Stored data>
━━━━━━━━━━

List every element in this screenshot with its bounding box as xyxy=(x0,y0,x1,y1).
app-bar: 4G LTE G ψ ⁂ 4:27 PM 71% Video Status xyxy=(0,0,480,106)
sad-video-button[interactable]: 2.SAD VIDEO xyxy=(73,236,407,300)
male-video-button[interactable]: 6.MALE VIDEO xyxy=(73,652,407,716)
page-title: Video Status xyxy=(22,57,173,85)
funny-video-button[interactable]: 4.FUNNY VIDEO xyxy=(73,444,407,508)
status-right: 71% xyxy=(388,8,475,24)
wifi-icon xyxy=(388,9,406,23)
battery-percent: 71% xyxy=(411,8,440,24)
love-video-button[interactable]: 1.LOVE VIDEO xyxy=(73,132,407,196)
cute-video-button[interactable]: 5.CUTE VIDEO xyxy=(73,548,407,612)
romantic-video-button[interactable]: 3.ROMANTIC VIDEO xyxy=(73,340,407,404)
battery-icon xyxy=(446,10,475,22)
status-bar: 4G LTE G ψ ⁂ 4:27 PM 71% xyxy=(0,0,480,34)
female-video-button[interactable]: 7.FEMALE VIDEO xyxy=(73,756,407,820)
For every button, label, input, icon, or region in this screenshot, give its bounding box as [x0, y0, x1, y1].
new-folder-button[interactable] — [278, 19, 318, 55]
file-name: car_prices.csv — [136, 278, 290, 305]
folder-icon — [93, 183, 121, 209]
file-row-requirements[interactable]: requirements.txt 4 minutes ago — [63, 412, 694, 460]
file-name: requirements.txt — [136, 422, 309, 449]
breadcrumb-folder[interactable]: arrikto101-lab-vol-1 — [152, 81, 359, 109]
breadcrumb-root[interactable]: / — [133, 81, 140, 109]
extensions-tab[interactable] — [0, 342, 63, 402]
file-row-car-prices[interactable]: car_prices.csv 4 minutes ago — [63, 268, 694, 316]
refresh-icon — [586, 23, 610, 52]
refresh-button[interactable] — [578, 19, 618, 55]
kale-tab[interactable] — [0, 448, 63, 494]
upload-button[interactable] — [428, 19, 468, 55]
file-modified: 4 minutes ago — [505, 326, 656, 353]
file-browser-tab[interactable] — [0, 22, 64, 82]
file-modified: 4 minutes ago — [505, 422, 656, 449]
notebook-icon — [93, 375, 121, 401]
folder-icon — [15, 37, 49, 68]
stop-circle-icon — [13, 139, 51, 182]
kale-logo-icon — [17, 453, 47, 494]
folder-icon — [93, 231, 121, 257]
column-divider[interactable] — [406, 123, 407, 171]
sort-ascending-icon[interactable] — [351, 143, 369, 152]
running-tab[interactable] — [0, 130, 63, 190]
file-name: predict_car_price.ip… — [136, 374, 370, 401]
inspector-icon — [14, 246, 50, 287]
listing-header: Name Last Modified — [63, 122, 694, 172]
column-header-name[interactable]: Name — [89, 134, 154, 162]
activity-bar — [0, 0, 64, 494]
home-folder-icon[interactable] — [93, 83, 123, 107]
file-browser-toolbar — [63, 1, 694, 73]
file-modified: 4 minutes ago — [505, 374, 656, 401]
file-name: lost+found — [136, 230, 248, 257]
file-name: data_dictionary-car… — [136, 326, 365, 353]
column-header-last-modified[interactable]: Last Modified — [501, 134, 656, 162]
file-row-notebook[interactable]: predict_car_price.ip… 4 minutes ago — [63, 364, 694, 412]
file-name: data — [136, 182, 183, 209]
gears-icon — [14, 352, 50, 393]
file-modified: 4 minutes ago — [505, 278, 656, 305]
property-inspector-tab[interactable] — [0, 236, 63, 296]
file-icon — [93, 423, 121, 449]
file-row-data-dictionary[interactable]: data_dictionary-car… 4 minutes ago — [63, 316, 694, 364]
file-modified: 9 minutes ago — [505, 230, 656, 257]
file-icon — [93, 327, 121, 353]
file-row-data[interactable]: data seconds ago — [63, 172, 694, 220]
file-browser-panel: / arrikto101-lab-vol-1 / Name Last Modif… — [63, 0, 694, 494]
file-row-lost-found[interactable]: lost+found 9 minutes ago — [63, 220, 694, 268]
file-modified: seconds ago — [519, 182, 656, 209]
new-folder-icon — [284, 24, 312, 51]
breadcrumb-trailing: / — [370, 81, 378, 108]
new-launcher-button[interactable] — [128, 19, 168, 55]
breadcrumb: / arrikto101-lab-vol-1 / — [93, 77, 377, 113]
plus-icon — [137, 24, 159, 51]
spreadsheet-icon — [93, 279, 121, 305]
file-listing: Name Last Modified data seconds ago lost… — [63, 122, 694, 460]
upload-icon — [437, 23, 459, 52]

━━━━━━━━━━

DIRECTIVE> Put the entries into a Markdown table with the columns Row and Line. Start at the first line and stop after the line that contains "wifi-icon xyxy=(388,9,406,23)", numbering each row and leaving out blank lines.

EXERCISE RESPONSE>
| Row | Line |
|---|---|
| 1 | List every element in this screenshot with its bounding box as xyxy=(x0,y0,x1,y1). |
| 2 | app-bar: 4G LTE G ψ ⁂ 4:27 PM 71% Video Status xyxy=(0,0,480,106) |
| 3 | sad-video-button[interactable]: 2.SAD VIDEO xyxy=(73,236,407,300) |
| 4 | male-video-button[interactable]: 6.MALE VIDEO xyxy=(73,652,407,716) |
| 5 | page-title: Video Status xyxy=(22,57,173,85) |
| 6 | funny-video-button[interactable]: 4.FUNNY VIDEO xyxy=(73,444,407,508) |
| 7 | status-right: 71% xyxy=(388,8,475,24) |
| 8 | wifi-icon xyxy=(388,9,406,23) |